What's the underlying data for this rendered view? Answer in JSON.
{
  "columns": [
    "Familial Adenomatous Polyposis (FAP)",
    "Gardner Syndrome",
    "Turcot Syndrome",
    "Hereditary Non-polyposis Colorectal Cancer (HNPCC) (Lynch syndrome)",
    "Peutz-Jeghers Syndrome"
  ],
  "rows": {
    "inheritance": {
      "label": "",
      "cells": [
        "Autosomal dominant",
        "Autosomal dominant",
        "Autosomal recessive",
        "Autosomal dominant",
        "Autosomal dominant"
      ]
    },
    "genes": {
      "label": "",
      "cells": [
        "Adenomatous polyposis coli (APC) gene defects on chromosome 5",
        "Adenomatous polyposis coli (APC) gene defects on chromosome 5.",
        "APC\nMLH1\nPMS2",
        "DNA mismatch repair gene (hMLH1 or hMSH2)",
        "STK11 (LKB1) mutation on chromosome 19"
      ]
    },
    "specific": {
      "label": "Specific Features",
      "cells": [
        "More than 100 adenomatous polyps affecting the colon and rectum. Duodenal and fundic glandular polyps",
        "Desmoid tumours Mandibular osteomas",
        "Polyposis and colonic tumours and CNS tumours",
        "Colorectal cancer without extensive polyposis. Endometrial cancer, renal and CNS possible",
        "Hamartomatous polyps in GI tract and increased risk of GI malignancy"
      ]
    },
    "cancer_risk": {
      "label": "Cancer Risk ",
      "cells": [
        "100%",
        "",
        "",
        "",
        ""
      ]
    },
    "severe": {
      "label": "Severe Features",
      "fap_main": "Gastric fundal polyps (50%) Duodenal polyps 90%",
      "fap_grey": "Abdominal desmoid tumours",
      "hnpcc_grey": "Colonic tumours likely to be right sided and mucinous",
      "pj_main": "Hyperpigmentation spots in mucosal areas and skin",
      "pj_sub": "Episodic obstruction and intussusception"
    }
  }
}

--

▶ _Your instructions_
Exact copies of every record are required.

▶ _Your solution_
What's the underlying data for this rendered view? Answer in JSON.
{
  "columns": [
    "Familial Adenomatous Polyposis (FAP)",
    "Gardner Syndrome",
    "Turcot Syndrome",
    "Hereditary Non-polyposis Colorectal Cancer (HNPCC) (Lynch syndrome)",
    "Peutz-Jeghers Syndrome"
  ],
  "rows": {
    "inheritance": {
      "label": "",
      "cells": [
        "Autosomal dominant",
        "Autosomal dominant",
        "Autosomal recessive",
        "Autosomal dominant",
        "Autosomal dominant"
      ]
    },
    "genes": {
      "label": "",
      "cells": [
        "Adenomatous polyposis coli (APC) gene defects on chromosome 5",
        "Adenomatous polyposis coli (APC) gene defects on chromosome 5.",
        "APC\nMLH1\nPMS2",
        "DNA mismatch repair gene (hMLH1 or hMSH2)",
        "STK11 (LKB1) mutation on chromosome 19"
      ]
    },
    "specific": {
      "label": "Specific Features",
      "cells": [
        "More than 100 adenomatous polyps affecting the colon and rectum. Duodenal and fundic glandular polyps",
        "Desmoid tumours Mandibular osteomas",
        "Polyposis and colonic tumours and CNS tumours",
        "Colorectal cancer without extensive polyposis. Endometrial cancer, renal and CNS possible",
        "Hamartomatous polyps in GI tract and increased risk of GI malignancy"
      ]
    },
    "cancer_risk": {
      "label": "Cancer Risk ",
      "cells": [
        "100%",
        "",
        "",
        "",
        ""
      ]
    },
    "severe": {
      "label": "Severe Features",
      "fap_main": "Gastric fundal polyps (50%) Duodenal polyps 90%",
      "fap_grey": "Abdominal desmoid tumours",
      "hnpcc_grey": "Colonic tumours likely to be right sided and mucinous",
      "pj_main": "Hyperpigmentation spots in mucosal areas and skin",
      "pj_sub": "Episodic obstruction and intussusception"
    }
  }
}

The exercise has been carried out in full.